— begin —

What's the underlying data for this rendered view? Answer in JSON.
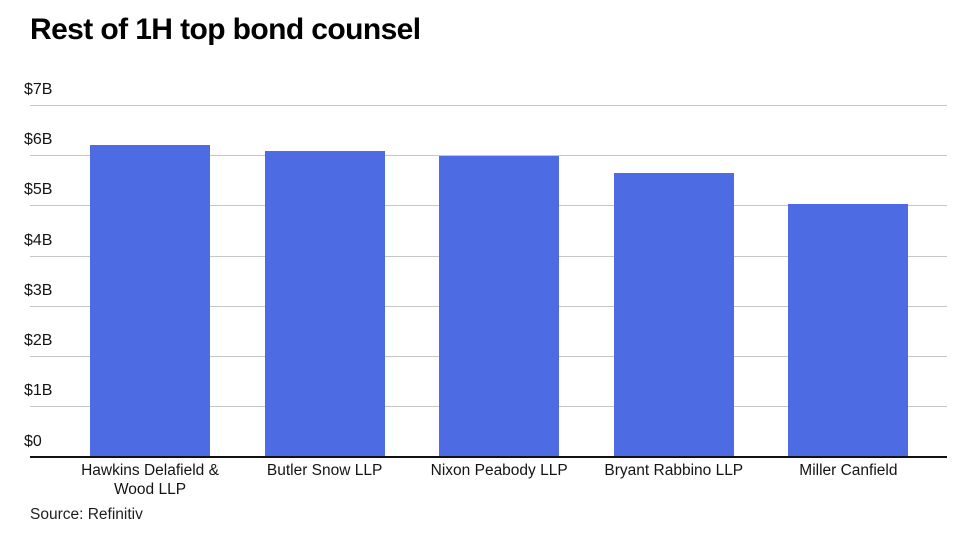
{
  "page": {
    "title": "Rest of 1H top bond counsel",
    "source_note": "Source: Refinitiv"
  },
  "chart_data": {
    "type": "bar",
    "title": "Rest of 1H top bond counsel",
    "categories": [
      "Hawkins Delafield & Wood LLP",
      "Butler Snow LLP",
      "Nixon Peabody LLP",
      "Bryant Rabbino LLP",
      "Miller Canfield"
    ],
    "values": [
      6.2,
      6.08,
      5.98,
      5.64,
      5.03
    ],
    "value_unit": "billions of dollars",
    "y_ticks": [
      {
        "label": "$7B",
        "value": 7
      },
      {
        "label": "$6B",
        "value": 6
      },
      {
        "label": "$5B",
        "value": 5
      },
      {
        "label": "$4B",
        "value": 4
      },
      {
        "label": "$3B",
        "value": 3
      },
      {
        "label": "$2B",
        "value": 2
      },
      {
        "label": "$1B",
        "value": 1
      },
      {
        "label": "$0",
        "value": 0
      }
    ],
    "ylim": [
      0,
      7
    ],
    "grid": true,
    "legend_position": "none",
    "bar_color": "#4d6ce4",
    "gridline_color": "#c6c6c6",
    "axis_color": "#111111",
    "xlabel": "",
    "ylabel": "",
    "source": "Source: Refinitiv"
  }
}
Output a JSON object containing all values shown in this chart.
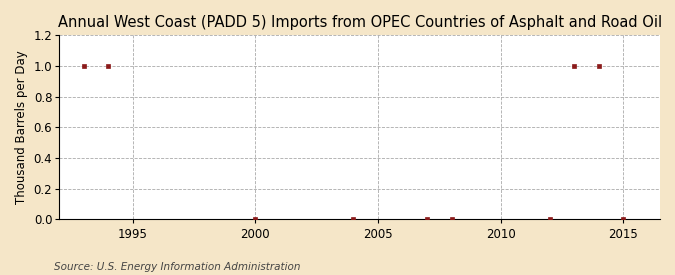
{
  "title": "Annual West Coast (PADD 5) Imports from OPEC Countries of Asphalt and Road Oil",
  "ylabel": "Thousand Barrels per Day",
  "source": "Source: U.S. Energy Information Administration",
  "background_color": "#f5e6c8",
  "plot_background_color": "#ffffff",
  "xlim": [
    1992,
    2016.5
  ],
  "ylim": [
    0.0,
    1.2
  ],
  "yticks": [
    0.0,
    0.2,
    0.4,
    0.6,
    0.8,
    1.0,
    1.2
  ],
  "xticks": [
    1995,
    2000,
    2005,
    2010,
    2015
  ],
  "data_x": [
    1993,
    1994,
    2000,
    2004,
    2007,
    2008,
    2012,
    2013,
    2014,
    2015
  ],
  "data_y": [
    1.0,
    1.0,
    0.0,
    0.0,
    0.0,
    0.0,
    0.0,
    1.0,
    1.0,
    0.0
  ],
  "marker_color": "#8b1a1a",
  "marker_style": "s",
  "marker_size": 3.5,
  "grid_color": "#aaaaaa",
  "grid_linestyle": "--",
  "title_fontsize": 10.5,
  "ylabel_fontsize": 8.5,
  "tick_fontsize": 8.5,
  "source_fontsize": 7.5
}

— end —
— begin —

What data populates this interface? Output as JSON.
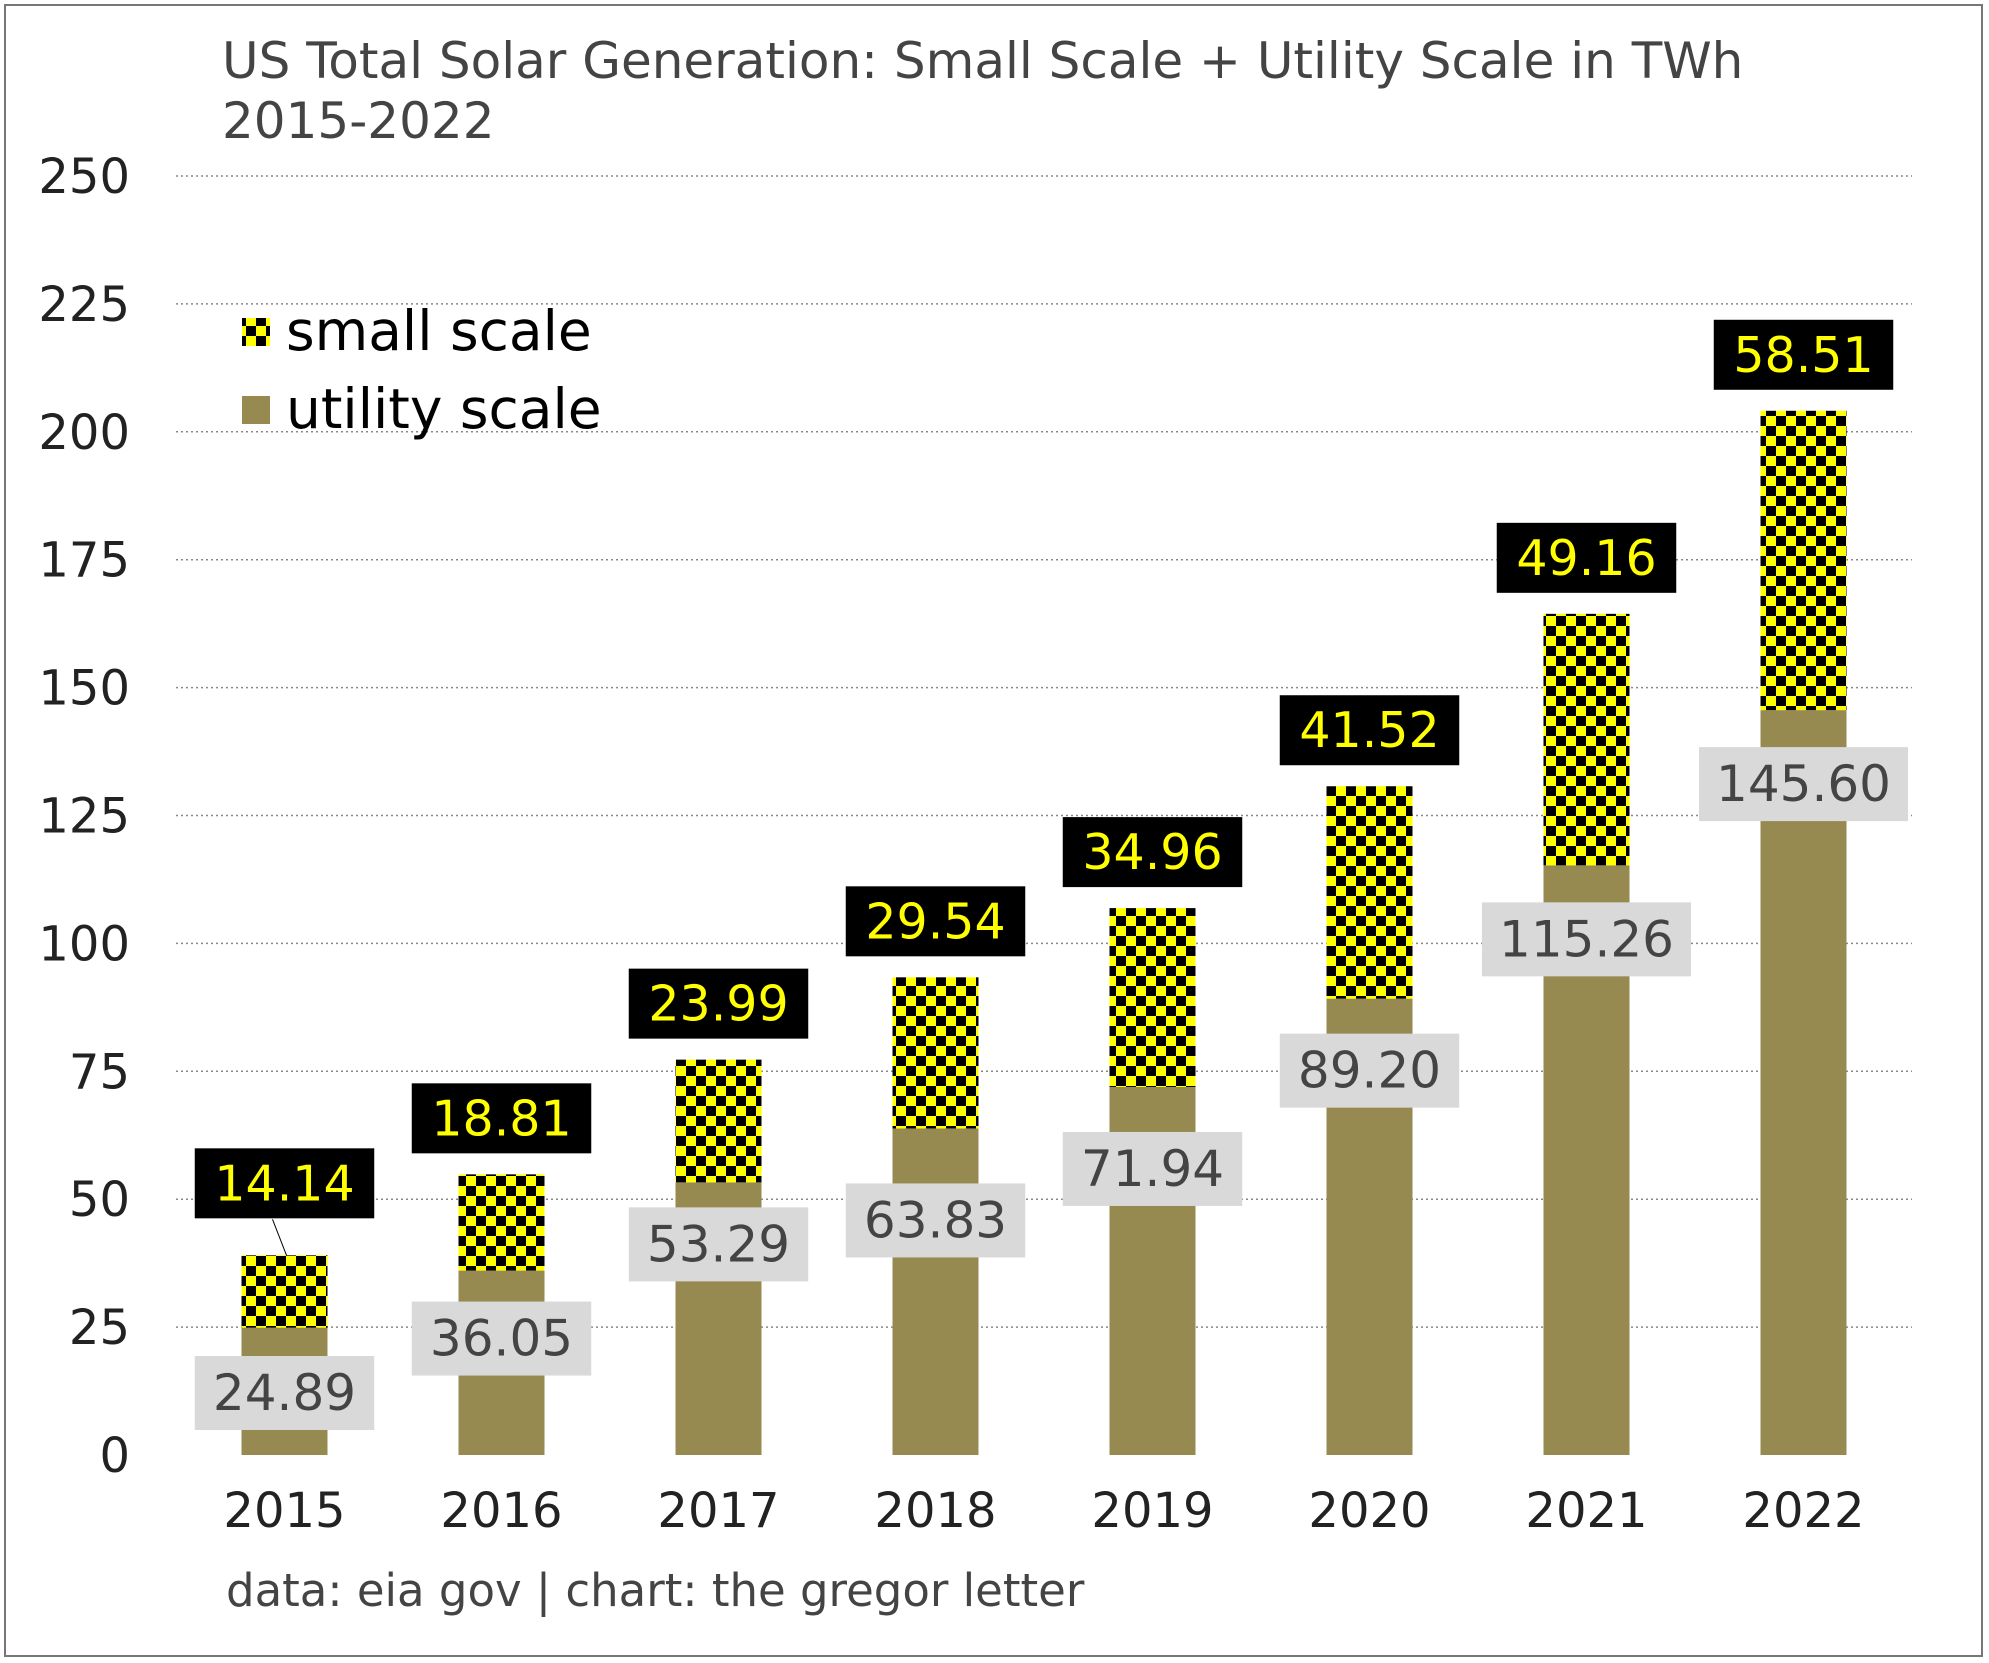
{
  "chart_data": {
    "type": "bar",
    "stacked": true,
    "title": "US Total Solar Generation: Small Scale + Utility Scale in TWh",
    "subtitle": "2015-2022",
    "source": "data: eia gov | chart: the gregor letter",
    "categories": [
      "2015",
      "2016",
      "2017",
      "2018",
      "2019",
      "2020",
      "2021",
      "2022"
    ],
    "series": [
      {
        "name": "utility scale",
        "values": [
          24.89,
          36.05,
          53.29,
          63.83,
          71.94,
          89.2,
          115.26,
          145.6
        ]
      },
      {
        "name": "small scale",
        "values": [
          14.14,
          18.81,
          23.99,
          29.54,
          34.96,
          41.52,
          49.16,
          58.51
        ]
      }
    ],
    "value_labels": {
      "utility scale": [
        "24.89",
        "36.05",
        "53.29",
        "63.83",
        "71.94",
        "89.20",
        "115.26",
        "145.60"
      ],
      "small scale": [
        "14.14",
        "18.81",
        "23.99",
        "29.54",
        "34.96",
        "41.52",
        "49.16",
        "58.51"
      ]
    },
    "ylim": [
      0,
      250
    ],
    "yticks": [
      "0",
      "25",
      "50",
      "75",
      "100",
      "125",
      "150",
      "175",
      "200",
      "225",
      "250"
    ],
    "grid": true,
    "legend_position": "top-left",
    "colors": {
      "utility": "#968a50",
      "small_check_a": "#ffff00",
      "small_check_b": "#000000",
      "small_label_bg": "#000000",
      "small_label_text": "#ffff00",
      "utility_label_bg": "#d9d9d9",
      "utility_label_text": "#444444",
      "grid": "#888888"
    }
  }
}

— end —

▶ AIM OF THE TASK:
From the records above, pull out every line containing the word "Refinitiv".

▶ TASK OUTPUT:
    "source_note": "Source: Refinitiv"
    "source": "Source: Refinitiv"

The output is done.